To do
Copy out each line of the data holding "ліцей".

**** Records provided ****

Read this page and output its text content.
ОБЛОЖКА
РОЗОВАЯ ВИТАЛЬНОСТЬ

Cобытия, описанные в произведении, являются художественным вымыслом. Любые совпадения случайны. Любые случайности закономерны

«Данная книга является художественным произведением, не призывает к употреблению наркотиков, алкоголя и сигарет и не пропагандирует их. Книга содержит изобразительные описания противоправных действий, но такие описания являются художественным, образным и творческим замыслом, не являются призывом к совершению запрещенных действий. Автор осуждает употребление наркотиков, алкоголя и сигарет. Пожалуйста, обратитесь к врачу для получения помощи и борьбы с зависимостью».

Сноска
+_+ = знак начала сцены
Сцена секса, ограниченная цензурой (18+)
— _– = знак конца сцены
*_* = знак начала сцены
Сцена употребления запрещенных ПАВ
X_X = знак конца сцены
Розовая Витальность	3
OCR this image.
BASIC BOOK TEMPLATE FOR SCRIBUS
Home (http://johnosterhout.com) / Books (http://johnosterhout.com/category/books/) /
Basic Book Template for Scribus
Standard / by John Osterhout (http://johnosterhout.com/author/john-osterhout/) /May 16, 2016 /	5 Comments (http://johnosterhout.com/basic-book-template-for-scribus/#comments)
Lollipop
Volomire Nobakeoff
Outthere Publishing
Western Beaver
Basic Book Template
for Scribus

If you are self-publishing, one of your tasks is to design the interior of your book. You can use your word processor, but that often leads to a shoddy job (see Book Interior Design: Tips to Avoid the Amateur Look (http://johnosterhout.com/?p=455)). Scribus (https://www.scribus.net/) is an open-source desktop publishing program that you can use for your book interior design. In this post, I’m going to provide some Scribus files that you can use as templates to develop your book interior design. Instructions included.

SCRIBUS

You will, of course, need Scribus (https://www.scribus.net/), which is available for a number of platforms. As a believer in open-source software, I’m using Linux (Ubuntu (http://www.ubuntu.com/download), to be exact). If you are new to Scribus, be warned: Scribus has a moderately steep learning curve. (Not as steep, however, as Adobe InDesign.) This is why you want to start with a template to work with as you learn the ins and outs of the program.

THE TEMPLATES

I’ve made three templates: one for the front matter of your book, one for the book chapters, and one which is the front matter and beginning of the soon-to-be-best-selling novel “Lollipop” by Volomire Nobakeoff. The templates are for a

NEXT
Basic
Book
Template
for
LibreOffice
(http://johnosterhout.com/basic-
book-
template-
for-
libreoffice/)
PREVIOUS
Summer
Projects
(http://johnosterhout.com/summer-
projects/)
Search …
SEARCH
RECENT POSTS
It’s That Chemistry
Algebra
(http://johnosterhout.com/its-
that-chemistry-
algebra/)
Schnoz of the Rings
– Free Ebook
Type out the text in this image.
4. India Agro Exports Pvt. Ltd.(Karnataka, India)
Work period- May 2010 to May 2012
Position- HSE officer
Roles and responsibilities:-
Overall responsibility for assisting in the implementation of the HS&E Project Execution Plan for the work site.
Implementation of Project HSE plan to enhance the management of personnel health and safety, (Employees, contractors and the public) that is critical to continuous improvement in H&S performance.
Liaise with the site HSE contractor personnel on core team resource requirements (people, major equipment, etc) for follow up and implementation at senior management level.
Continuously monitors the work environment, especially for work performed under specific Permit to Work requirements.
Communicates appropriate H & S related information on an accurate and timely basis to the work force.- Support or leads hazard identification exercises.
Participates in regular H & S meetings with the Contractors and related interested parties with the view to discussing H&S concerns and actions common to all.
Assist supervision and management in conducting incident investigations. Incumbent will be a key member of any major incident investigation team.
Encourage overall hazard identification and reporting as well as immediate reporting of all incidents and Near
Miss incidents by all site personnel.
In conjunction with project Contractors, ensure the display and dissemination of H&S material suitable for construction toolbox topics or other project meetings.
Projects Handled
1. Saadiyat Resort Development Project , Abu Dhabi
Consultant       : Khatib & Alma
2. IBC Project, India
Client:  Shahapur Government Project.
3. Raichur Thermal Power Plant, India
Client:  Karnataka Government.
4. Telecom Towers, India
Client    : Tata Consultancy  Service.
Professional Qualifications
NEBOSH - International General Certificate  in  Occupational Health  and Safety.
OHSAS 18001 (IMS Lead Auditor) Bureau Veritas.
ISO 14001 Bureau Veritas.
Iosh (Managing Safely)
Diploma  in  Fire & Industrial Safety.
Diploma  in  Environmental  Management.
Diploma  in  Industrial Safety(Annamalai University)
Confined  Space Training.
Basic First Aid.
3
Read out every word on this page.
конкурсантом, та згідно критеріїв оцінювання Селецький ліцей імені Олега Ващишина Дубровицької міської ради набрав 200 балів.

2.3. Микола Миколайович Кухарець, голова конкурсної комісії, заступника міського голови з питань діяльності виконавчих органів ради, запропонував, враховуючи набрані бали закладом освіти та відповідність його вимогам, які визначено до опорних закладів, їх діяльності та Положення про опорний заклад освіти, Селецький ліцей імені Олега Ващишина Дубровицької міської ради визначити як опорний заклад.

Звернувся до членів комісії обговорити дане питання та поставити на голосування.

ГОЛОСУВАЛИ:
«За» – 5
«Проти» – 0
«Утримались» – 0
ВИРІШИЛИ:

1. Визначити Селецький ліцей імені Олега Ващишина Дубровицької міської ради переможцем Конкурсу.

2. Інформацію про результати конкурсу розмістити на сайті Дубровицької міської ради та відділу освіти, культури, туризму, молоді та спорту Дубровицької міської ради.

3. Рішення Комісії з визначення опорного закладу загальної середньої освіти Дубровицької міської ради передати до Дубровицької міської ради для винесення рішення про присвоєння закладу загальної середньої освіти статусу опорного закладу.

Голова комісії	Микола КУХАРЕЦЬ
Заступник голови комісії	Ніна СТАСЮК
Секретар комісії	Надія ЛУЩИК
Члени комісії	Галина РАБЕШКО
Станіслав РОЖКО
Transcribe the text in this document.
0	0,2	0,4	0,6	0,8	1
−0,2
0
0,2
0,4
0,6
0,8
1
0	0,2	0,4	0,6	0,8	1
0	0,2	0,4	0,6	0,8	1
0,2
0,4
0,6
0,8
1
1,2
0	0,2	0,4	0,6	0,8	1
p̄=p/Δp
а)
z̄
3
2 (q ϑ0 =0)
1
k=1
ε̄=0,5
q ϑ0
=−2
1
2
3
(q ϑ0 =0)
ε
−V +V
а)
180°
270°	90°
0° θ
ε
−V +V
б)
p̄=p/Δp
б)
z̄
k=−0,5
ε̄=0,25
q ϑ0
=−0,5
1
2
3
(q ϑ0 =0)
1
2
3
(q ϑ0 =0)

****

Task response
конкурсантом, та згідно критеріїв оцінювання Селецький ліцей імені Олега Ващишина Дубровицької міської ради набрав 200 балів.
2.3. Микола Миколайович Кухарець, голова конкурсної комісії, заступника міського голови з питань діяльності виконавчих органів ради, запропонував, враховуючи набрані бали закладом освіти та відповідність його вимогам, які визначено до опорних закладів, їх діяльності та Положення про опорний заклад освіти, Селецький ліцей імені Олега Ващишина Дубровицької міської ради визначити як опорний заклад.
1. Визначити Селецький ліцей імені Олега Ващишина Дубровицької міської ради переможцем Конкурсу.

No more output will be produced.